» **Stored rows**
== == ==

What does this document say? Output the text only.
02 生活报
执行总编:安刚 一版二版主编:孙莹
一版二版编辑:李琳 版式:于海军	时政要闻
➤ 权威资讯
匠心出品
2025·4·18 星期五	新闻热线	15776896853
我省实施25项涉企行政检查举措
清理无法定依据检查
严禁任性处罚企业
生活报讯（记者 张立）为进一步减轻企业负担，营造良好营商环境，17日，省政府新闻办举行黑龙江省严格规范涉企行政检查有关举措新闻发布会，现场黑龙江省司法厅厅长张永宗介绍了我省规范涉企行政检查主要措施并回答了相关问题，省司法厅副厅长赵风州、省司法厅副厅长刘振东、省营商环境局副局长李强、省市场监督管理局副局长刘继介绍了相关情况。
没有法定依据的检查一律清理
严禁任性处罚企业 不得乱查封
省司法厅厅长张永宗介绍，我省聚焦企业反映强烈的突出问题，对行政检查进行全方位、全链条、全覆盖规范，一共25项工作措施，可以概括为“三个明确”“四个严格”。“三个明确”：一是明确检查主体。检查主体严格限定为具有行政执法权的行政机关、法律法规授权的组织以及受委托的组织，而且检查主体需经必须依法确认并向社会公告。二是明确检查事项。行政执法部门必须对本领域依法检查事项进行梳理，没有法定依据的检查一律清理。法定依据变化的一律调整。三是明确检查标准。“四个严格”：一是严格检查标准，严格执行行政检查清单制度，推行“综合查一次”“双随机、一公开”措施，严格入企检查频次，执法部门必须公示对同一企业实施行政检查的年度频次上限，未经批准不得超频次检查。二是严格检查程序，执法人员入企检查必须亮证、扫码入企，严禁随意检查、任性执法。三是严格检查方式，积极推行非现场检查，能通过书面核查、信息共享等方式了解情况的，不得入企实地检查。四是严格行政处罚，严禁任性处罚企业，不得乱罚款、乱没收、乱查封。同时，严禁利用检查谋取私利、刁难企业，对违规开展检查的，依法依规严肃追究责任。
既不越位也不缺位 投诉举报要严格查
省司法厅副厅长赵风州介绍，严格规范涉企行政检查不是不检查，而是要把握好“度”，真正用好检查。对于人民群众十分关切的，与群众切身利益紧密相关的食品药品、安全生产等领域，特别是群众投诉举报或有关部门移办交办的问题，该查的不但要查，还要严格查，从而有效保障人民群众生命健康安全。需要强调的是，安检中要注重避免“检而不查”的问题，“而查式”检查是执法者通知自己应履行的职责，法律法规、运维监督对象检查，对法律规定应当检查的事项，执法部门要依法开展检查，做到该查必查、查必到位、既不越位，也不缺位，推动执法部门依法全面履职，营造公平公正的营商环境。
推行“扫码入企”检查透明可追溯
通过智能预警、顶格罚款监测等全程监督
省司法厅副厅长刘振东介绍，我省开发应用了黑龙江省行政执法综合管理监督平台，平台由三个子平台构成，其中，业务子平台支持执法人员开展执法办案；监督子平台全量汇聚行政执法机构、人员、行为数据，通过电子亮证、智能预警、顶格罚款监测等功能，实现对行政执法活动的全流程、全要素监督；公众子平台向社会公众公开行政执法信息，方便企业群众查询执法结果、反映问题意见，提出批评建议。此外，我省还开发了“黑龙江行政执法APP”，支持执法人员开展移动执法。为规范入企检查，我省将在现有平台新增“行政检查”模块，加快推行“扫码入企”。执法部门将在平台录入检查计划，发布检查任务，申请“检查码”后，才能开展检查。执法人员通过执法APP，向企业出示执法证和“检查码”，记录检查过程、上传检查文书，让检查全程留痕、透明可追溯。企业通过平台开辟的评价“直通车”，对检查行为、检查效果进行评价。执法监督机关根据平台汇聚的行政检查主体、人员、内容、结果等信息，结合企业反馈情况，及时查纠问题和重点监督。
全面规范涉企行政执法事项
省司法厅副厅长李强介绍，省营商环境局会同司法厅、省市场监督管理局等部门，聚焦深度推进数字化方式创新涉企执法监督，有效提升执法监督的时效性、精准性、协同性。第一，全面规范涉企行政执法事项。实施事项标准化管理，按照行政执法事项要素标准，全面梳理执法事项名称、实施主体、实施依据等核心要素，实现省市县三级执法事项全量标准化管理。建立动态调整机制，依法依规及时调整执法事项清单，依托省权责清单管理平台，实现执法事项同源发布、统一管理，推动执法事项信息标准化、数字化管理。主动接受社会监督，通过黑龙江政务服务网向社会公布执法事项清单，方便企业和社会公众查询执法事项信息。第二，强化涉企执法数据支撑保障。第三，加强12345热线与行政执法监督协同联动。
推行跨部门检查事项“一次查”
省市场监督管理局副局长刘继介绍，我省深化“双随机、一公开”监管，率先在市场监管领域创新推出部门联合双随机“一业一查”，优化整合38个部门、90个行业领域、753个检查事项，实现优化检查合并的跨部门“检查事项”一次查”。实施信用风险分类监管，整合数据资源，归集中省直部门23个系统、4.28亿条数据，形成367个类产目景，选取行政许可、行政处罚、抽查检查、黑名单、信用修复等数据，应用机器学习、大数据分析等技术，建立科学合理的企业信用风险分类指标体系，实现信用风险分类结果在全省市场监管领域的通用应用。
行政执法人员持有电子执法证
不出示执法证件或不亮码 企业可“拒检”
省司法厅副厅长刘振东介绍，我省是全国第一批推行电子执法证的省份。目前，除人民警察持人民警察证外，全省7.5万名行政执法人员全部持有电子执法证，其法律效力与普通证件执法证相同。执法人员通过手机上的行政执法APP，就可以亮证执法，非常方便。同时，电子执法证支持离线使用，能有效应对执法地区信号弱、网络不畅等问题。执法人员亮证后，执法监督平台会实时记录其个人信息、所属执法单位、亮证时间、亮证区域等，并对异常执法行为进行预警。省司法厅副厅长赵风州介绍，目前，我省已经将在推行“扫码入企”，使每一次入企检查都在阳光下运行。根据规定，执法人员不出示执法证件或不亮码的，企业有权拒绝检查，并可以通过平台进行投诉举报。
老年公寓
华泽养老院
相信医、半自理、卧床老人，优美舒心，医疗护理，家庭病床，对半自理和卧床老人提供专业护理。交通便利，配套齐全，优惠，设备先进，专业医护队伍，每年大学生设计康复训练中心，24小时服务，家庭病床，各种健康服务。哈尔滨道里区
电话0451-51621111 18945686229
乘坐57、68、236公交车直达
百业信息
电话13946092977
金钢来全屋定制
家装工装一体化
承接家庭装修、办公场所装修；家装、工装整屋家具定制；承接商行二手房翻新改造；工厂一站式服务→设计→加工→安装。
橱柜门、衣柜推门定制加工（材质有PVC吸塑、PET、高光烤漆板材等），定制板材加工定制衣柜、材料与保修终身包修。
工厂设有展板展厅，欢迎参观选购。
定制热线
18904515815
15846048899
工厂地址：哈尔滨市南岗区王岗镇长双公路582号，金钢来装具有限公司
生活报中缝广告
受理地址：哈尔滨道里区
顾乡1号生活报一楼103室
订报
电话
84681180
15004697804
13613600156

== == ==

» **Given problem**
Restate the whole listing exactly.

» **Written answer**
What does this document say? Output the text only.
02 生活报
执行总编:安刚 一版二版主编:孙莹
一版二版编辑:李琳 版式:于海军	时政要闻
➤ 权威资讯
匠心出品
2025·4·18 星期五	新闻热线	15776896853
我省实施25项涉企行政检查举措
清理无法定依据检查
严禁任性处罚企业
生活报讯（记者 张立）为进一步减轻企业负担，营造良好营商环境，17日，省政府新闻办举行黑龙江省严格规范涉企行政检查有关举措新闻发布会，现场黑龙江省司法厅厅长张永宗介绍了我省规范涉企行政检查主要措施并回答了相关问题，省司法厅副厅长赵风州、省司法厅副厅长刘振东、省营商环境局副局长李强、省市场监督管理局副局长刘继介绍了相关情况。
没有法定依据的检查一律清理
严禁任性处罚企业 不得乱查封
省司法厅厅长张永宗介绍，我省聚焦企业反映强烈的突出问题，对行政检查进行全方位、全链条、全覆盖规范，一共25项工作措施，可以概括为“三个明确”“四个严格”。“三个明确”：一是明确检查主体。检查主体严格限定为具有行政执法权的行政机关、法律法规授权的组织以及受委托的组织，而且检查主体需经必须依法确认并向社会公告。二是明确检查事项。行政执法部门必须对本领域依法检查事项进行梳理，没有法定依据的检查一律清理。法定依据变化的一律调整。三是明确检查标准。“四个严格”：一是严格检查标准，严格执行行政检查清单制度，推行“综合查一次”“双随机、一公开”措施，严格入企检查频次，执法部门必须公示对同一企业实施行政检查的年度频次上限，未经批准不得超频次检查。二是严格检查程序，执法人员入企检查必须亮证、扫码入企，严禁随意检查、任性执法。三是严格检查方式，积极推行非现场检查，能通过书面核查、信息共享等方式了解情况的，不得入企实地检查。四是严格行政处罚，严禁任性处罚企业，不得乱罚款、乱没收、乱查封。同时，严禁利用检查谋取私利、刁难企业，对违规开展检查的，依法依规严肃追究责任。
既不越位也不缺位 投诉举报要严格查
省司法厅副厅长赵风州介绍，严格规范涉企行政检查不是不检查，而是要把握好“度”，真正用好检查。对于人民群众十分关切的，与群众切身利益紧密相关的食品药品、安全生产等领域，特别是群众投诉举报或有关部门移办交办的问题，该查的不但要查，还要严格查，从而有效保障人民群众生命健康安全。需要强调的是，安检中要注重避免“检而不查”的问题，“而查式”检查是执法者通知自己应履行的职责，法律法规、运维监督对象检查，对法律规定应当检查的事项，执法部门要依法开展检查，做到该查必查、查必到位、既不越位，也不缺位，推动执法部门依法全面履职，营造公平公正的营商环境。
推行“扫码入企”检查透明可追溯
通过智能预警、顶格罚款监测等全程监督
省司法厅副厅长刘振东介绍，我省开发应用了黑龙江省行政执法综合管理监督平台，平台由三个子平台构成，其中，业务子平台支持执法人员开展执法办案；监督子平台全量汇聚行政执法机构、人员、行为数据，通过电子亮证、智能预警、顶格罚款监测等功能，实现对行政执法活动的全流程、全要素监督；公众子平台向社会公众公开行政执法信息，方便企业群众查询执法结果、反映问题意见，提出批评建议。此外，我省还开发了“黑龙江行政执法APP”，支持执法人员开展移动执法。为规范入企检查，我省将在现有平台新增“行政检查”模块，加快推行“扫码入企”。执法部门将在平台录入检查计划，发布检查任务，申请“检查码”后，才能开展检查。执法人员通过执法APP，向企业出示执法证和“检查码”，记录检查过程、上传检查文书，让检查全程留痕、透明可追溯。企业通过平台开辟的评价“直通车”，对检查行为、检查效果进行评价。执法监督机关根据平台汇聚的行政检查主体、人员、内容、结果等信息，结合企业反馈情况，及时查纠问题和重点监督。
全面规范涉企行政执法事项
省司法厅副厅长李强介绍，省营商环境局会同司法厅、省市场监督管理局等部门，聚焦深度推进数字化方式创新涉企执法监督，有效提升执法监督的时效性、精准性、协同性。第一，全面规范涉企行政执法事项。实施事项标准化管理，按照行政执法事项要素标准，全面梳理执法事项名称、实施主体、实施依据等核心要素，实现省市县三级执法事项全量标准化管理。建立动态调整机制，依法依规及时调整执法事项清单，依托省权责清单管理平台，实现执法事项同源发布、统一管理，推动执法事项信息标准化、数字化管理。主动接受社会监督，通过黑龙江政务服务网向社会公布执法事项清单，方便企业和社会公众查询执法事项信息。第二，强化涉企执法数据支撑保障。第三，加强12345热线与行政执法监督协同联动。
推行跨部门检查事项“一次查”
省市场监督管理局副局长刘继介绍，我省深化“双随机、一公开”监管，率先在市场监管领域创新推出部门联合双随机“一业一查”，优化整合38个部门、90个行业领域、753个检查事项，实现优化检查合并的跨部门“检查事项”一次查”。实施信用风险分类监管，整合数据资源，归集中省直部门23个系统、4.28亿条数据，形成367个类产目景，选取行政许可、行政处罚、抽查检查、黑名单、信用修复等数据，应用机器学习、大数据分析等技术，建立科学合理的企业信用风险分类指标体系，实现信用风险分类结果在全省市场监管领域的通用应用。
行政执法人员持有电子执法证
不出示执法证件或不亮码 企业可“拒检”
省司法厅副厅长刘振东介绍，我省是全国第一批推行电子执法证的省份。目前，除人民警察持人民警察证外，全省7.5万名行政执法人员全部持有电子执法证，其法律效力与普通证件执法证相同。执法人员通过手机上的行政执法APP，就可以亮证执法，非常方便。同时，电子执法证支持离线使用，能有效应对执法地区信号弱、网络不畅等问题。执法人员亮证后，执法监督平台会实时记录其个人信息、所属执法单位、亮证时间、亮证区域等，并对异常执法行为进行预警。省司法厅副厅长赵风州介绍，目前，我省已经将在推行“扫码入企”，使每一次入企检查都在阳光下运行。根据规定，执法人员不出示执法证件或不亮码的，企业有权拒绝检查，并可以通过平台进行投诉举报。
老年公寓
华泽养老院
相信医、半自理、卧床老人，优美舒心，医疗护理，家庭病床，对半自理和卧床老人提供专业护理。交通便利，配套齐全，优惠，设备先进，专业医护队伍，每年大学生设计康复训练中心，24小时服务，家庭病床，各种健康服务。哈尔滨道里区
电话0451-51621111 18945686229
乘坐57、68、236公交车直达
百业信息
电话13946092977
金钢来全屋定制
家装工装一体化
承接家庭装修、办公场所装修；家装、工装整屋家具定制；承接商行二手房翻新改造；工厂一站式服务→设计→加工→安装。
橱柜门、衣柜推门定制加工（材质有PVC吸塑、PET、高光烤漆板材等），定制板材加工定制衣柜、材料与保修终身包修。
工厂设有展板展厅，欢迎参观选购。
定制热线
18904515815
15846048899
工厂地址：哈尔滨市南岗区王岗镇长双公路582号，金钢来装具有限公司
生活报中缝广告
受理地址：哈尔滨道里区
顾乡1号生活报一楼103室
订报
电话
84681180
15004697804
13613600156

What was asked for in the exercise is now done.